Filter the entries, keeping every line with the word "this".

-- begin --

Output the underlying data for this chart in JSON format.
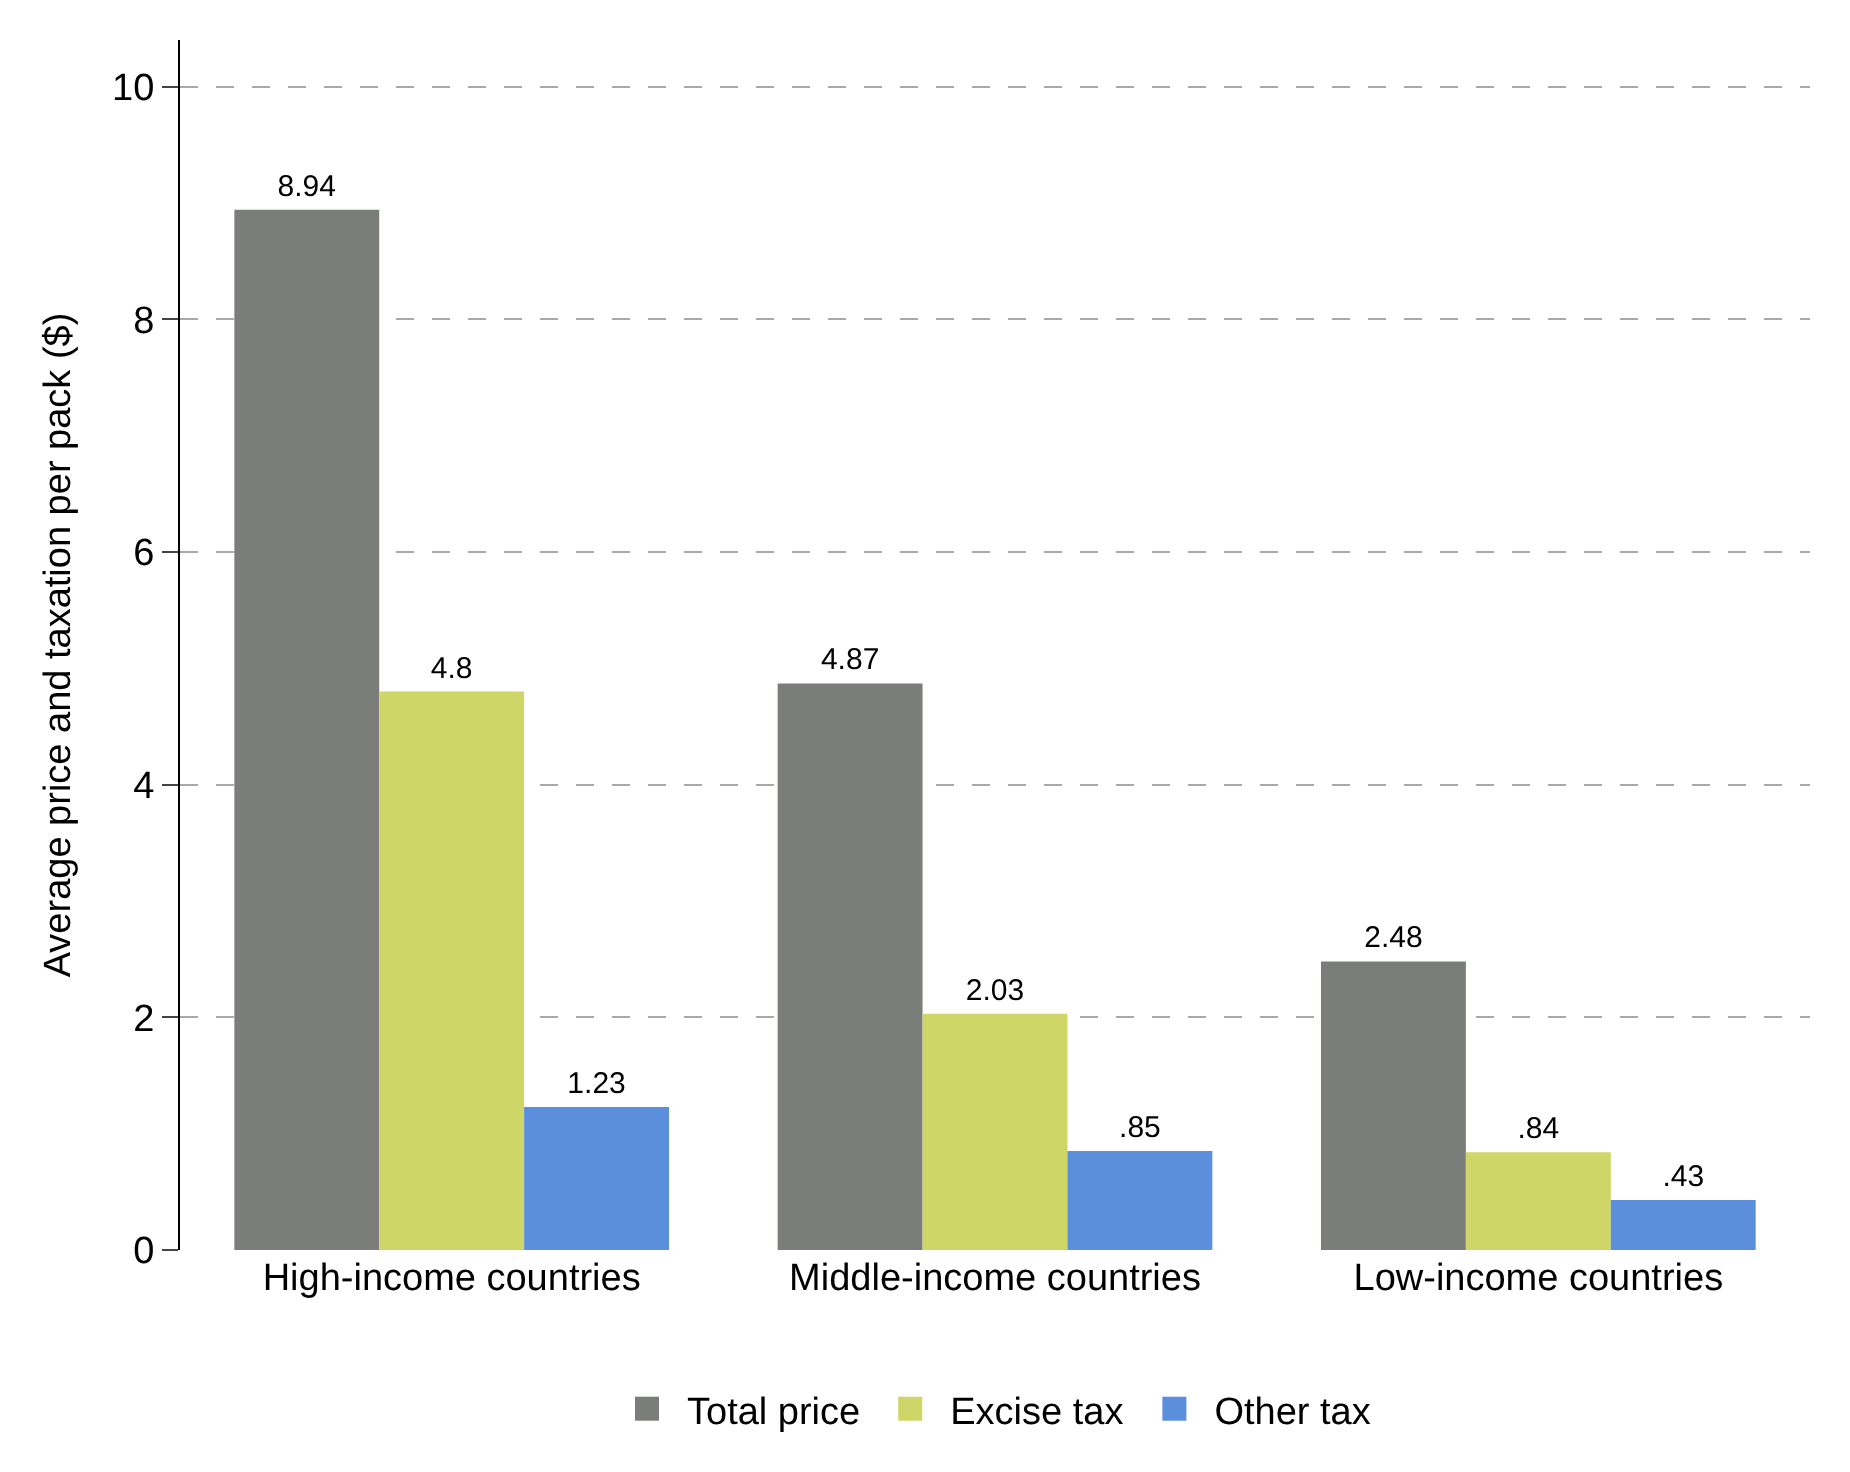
{
  "chart_data": {
    "type": "bar",
    "ylabel": "Average price and taxation per pack ($)",
    "categories": [
      "High-income countries",
      "Middle-income countries",
      "Low-income countries"
    ],
    "series": [
      {
        "name": "Total price",
        "color": "#7b7d7b",
        "values": [
          8.94,
          4.87,
          2.48
        ],
        "value_labels": [
          "8.94",
          "4.87",
          "2.48"
        ]
      },
      {
        "name": "Excise tax",
        "color": "#cdd667",
        "values": [
          4.8,
          2.03,
          0.84
        ],
        "value_labels": [
          "4.8",
          "2.03",
          ".84"
        ]
      },
      {
        "name": "Other tax",
        "color": "#5b8edb",
        "values": [
          1.23,
          0.85,
          0.43
        ],
        "value_labels": [
          "1.23",
          ".85",
          ".43"
        ]
      }
    ],
    "ylim": [
      0,
      10.4
    ],
    "yticks": [
      0,
      2,
      4,
      6,
      8,
      10
    ],
    "grid": "y",
    "legend": "bottom"
  }
}
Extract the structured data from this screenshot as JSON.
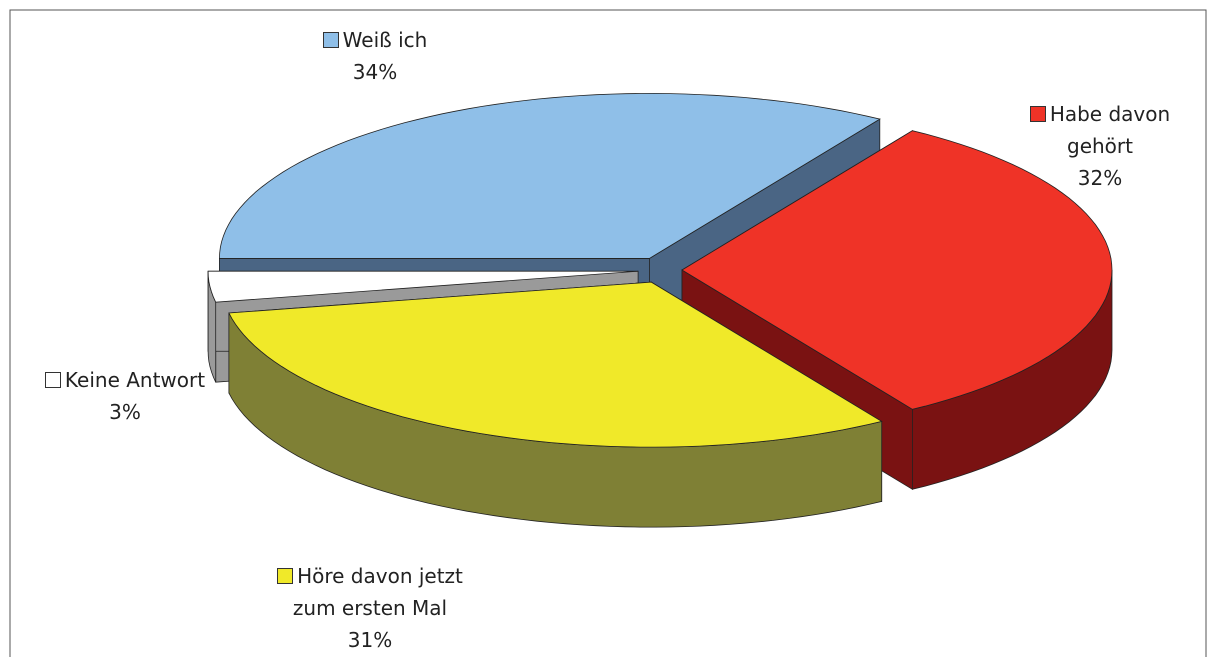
{
  "chart_data": {
    "type": "pie3d",
    "categories": [
      "Weiß ich",
      "Habe davon gehört",
      "Höre davon jetzt zum ersten Mal",
      "Keine Antwort"
    ],
    "values": [
      34,
      32,
      31,
      3
    ],
    "value_labels": [
      "34%",
      "32%",
      "31%",
      "3%"
    ],
    "colors": [
      "#8fbfe8",
      "#ef3327",
      "#f0e929",
      "#ffffff"
    ],
    "side_colors": [
      "#4a6584",
      "#7a1212",
      "#7f8035",
      "#9a9a9a"
    ]
  }
}
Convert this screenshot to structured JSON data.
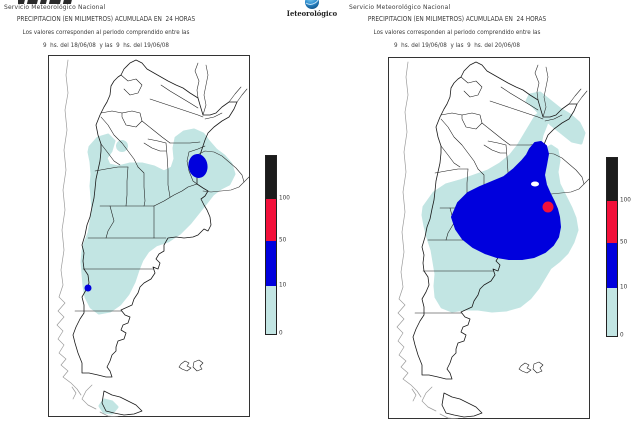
{
  "branding": {
    "center_logo_text": "Ieteorológico",
    "globe_icon_color": "#2f8fd0"
  },
  "panels": [
    {
      "agency": "Servicio Meteorológico Nacional",
      "title": "PRECIPITACION (EN MILIMETROS) ACUMULADA EN  24 HORAS",
      "subtitle": "Los valores corresponden al periodo comprendido entre las",
      "period": "9  hs. del 18/06/08  y las  9  hs. del 19/06/08"
    },
    {
      "agency": "Servicio Meteorológico Nacional",
      "title": "PRECIPITACION (EN MILIMETROS) ACUMULADA EN  24 HORAS",
      "subtitle": "Los valores corresponden al periodo comprendido entre las",
      "period": "9  hs. del 19/06/08  y las  9  hs. del 20/06/08"
    }
  ],
  "colorbar": {
    "tick_labels": [
      "100",
      "50",
      "10",
      "0"
    ],
    "segments": [
      {
        "id": "above-100",
        "color": "#1b1b1b"
      },
      {
        "id": "50-100",
        "color": "#f2103a"
      },
      {
        "id": "10-50",
        "color": "#0000dd"
      },
      {
        "id": "0-10",
        "color": "#c2e5e3"
      }
    ]
  }
}
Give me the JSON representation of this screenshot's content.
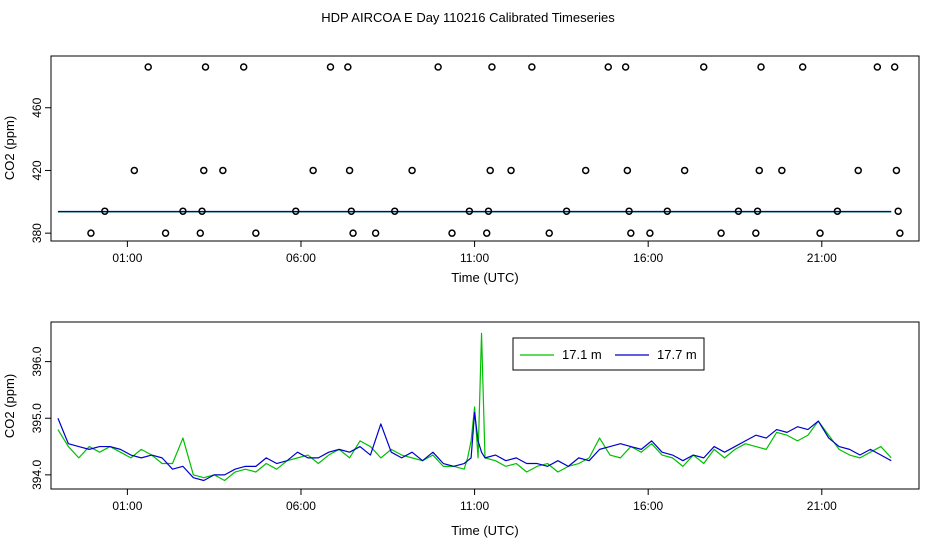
{
  "title": "HDP AIRCOA E  Day 110216  Calibrated Timeseries",
  "colors": {
    "green": "#00c000",
    "blue": "#0000cc",
    "frame": "#000000"
  },
  "chart_data": [
    {
      "type": "scatter",
      "xlabel": "Time (UTC)",
      "ylabel": "CO2 (ppm)",
      "xlim": [
        -1.2,
        23.8
      ],
      "ylim": [
        375,
        493
      ],
      "x_ticks": [
        "01:00",
        "06:00",
        "11:00",
        "16:00",
        "21:00"
      ],
      "x_tick_values": [
        1,
        6,
        11,
        16,
        21
      ],
      "y_ticks": [
        380,
        420,
        460
      ],
      "grid": false,
      "series": [
        {
          "marker": "open-circle",
          "points": [
            [
              -0.05,
              380
            ],
            [
              0.35,
              394
            ],
            [
              1.2,
              420
            ],
            [
              1.6,
              486
            ],
            [
              2.1,
              380
            ],
            [
              2.6,
              394
            ],
            [
              3.1,
              380
            ],
            [
              3.15,
              394
            ],
            [
              3.2,
              420
            ],
            [
              3.25,
              486
            ],
            [
              3.75,
              420
            ],
            [
              4.35,
              486
            ],
            [
              4.7,
              380
            ],
            [
              5.85,
              394
            ],
            [
              6.35,
              420
            ],
            [
              6.85,
              486
            ],
            [
              7.35,
              486
            ],
            [
              7.4,
              420
            ],
            [
              7.45,
              394
            ],
            [
              7.5,
              380
            ],
            [
              8.15,
              380
            ],
            [
              8.7,
              394
            ],
            [
              9.2,
              420
            ],
            [
              9.95,
              486
            ],
            [
              10.35,
              380
            ],
            [
              10.85,
              394
            ],
            [
              11.35,
              380
            ],
            [
              11.4,
              394
            ],
            [
              11.45,
              420
            ],
            [
              11.5,
              486
            ],
            [
              12.05,
              420
            ],
            [
              12.65,
              486
            ],
            [
              13.15,
              380
            ],
            [
              13.65,
              394
            ],
            [
              14.2,
              420
            ],
            [
              14.85,
              486
            ],
            [
              15.35,
              486
            ],
            [
              15.4,
              420
            ],
            [
              15.45,
              394
            ],
            [
              15.5,
              380
            ],
            [
              16.05,
              380
            ],
            [
              16.55,
              394
            ],
            [
              17.05,
              420
            ],
            [
              17.6,
              486
            ],
            [
              18.1,
              380
            ],
            [
              18.6,
              394
            ],
            [
              19.1,
              380
            ],
            [
              19.15,
              394
            ],
            [
              19.2,
              420
            ],
            [
              19.25,
              486
            ],
            [
              19.85,
              420
            ],
            [
              20.45,
              486
            ],
            [
              20.95,
              380
            ],
            [
              21.45,
              394
            ],
            [
              22.05,
              420
            ],
            [
              22.6,
              486
            ],
            [
              23.1,
              486
            ],
            [
              23.15,
              420
            ],
            [
              23.2,
              394
            ],
            [
              23.25,
              380
            ]
          ]
        },
        {
          "name": "17.1 m",
          "line": true,
          "x": [
            -1.0,
            23.0
          ],
          "y": [
            393.6,
            393.6
          ]
        },
        {
          "name": "17.7 m",
          "line": true,
          "x": [
            -1.0,
            23.0
          ],
          "y": [
            393.8,
            393.8
          ]
        }
      ]
    },
    {
      "type": "line",
      "xlabel": "Time (UTC)",
      "ylabel": "CO2 (ppm)",
      "xlim": [
        -1.2,
        23.8
      ],
      "ylim": [
        393.75,
        396.7
      ],
      "x_ticks": [
        "01:00",
        "06:00",
        "11:00",
        "16:00",
        "21:00"
      ],
      "x_tick_values": [
        1,
        6,
        11,
        16,
        21
      ],
      "y_ticks": [
        "394.0",
        "395.0",
        "396.0"
      ],
      "y_tick_values": [
        394,
        395,
        396
      ],
      "grid": false,
      "legend": "top-center",
      "x": [
        -1.0,
        -0.7,
        -0.4,
        -0.1,
        0.2,
        0.5,
        0.8,
        1.1,
        1.4,
        1.7,
        2.0,
        2.3,
        2.6,
        2.9,
        3.2,
        3.5,
        3.8,
        4.1,
        4.4,
        4.7,
        5.0,
        5.3,
        5.6,
        5.9,
        6.2,
        6.5,
        6.8,
        7.1,
        7.4,
        7.7,
        8.0,
        8.3,
        8.6,
        8.9,
        9.2,
        9.5,
        9.8,
        10.1,
        10.4,
        10.7,
        10.8,
        10.9,
        11.0,
        11.1,
        11.2,
        11.3,
        11.6,
        11.9,
        12.2,
        12.5,
        12.8,
        13.1,
        13.4,
        13.7,
        14.0,
        14.3,
        14.6,
        14.9,
        15.2,
        15.5,
        15.8,
        16.1,
        16.4,
        16.7,
        17.0,
        17.3,
        17.6,
        17.9,
        18.2,
        18.5,
        18.8,
        19.1,
        19.4,
        19.7,
        20.0,
        20.3,
        20.6,
        20.9,
        21.2,
        21.5,
        21.8,
        22.1,
        22.4,
        22.7,
        23.0
      ],
      "series": [
        {
          "name": "17.1 m",
          "values": [
            394.8,
            394.5,
            394.3,
            394.5,
            394.4,
            394.5,
            394.4,
            394.3,
            394.45,
            394.35,
            394.2,
            394.2,
            394.65,
            394.0,
            393.95,
            394.0,
            393.9,
            394.05,
            394.1,
            394.05,
            394.2,
            394.1,
            394.25,
            394.3,
            394.35,
            394.2,
            394.35,
            394.45,
            394.3,
            394.6,
            394.5,
            394.3,
            394.45,
            394.35,
            394.3,
            394.25,
            394.35,
            394.15,
            394.15,
            394.1,
            394.3,
            394.6,
            395.2,
            394.3,
            396.5,
            394.3,
            394.25,
            394.15,
            394.2,
            394.05,
            394.15,
            394.2,
            394.05,
            394.15,
            394.2,
            394.3,
            394.65,
            394.35,
            394.3,
            394.5,
            394.4,
            394.55,
            394.35,
            394.3,
            394.15,
            394.35,
            394.2,
            394.45,
            394.3,
            394.45,
            394.55,
            394.5,
            394.45,
            394.75,
            394.7,
            394.6,
            394.7,
            394.95,
            394.7,
            394.45,
            394.35,
            394.3,
            394.4,
            394.5,
            394.3
          ]
        },
        {
          "name": "17.7 m",
          "values": [
            395.0,
            394.55,
            394.5,
            394.45,
            394.5,
            394.5,
            394.45,
            394.35,
            394.3,
            394.35,
            394.3,
            394.1,
            394.15,
            393.95,
            393.9,
            394.0,
            394.0,
            394.1,
            394.15,
            394.15,
            394.3,
            394.2,
            394.25,
            394.4,
            394.3,
            394.3,
            394.4,
            394.45,
            394.4,
            394.5,
            394.35,
            394.9,
            394.4,
            394.3,
            394.4,
            394.25,
            394.4,
            394.2,
            394.15,
            394.2,
            394.25,
            394.3,
            395.1,
            394.6,
            394.4,
            394.3,
            394.35,
            394.25,
            394.3,
            394.2,
            394.2,
            394.15,
            394.25,
            394.15,
            394.3,
            394.25,
            394.45,
            394.5,
            394.55,
            394.5,
            394.45,
            394.6,
            394.4,
            394.35,
            394.25,
            394.35,
            394.3,
            394.5,
            394.4,
            394.5,
            394.6,
            394.7,
            394.65,
            394.8,
            394.75,
            394.85,
            394.8,
            394.95,
            394.65,
            394.5,
            394.45,
            394.35,
            394.45,
            394.35,
            394.25
          ]
        }
      ]
    }
  ]
}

-- end --

* REPLY TO THE TASK *
Output the underlying data for this chart in JSON format.
Extract the structured data from this screenshot as JSON.
Convert this screenshot to structured JSON data.
Give me the JSON representation of this screenshot's content.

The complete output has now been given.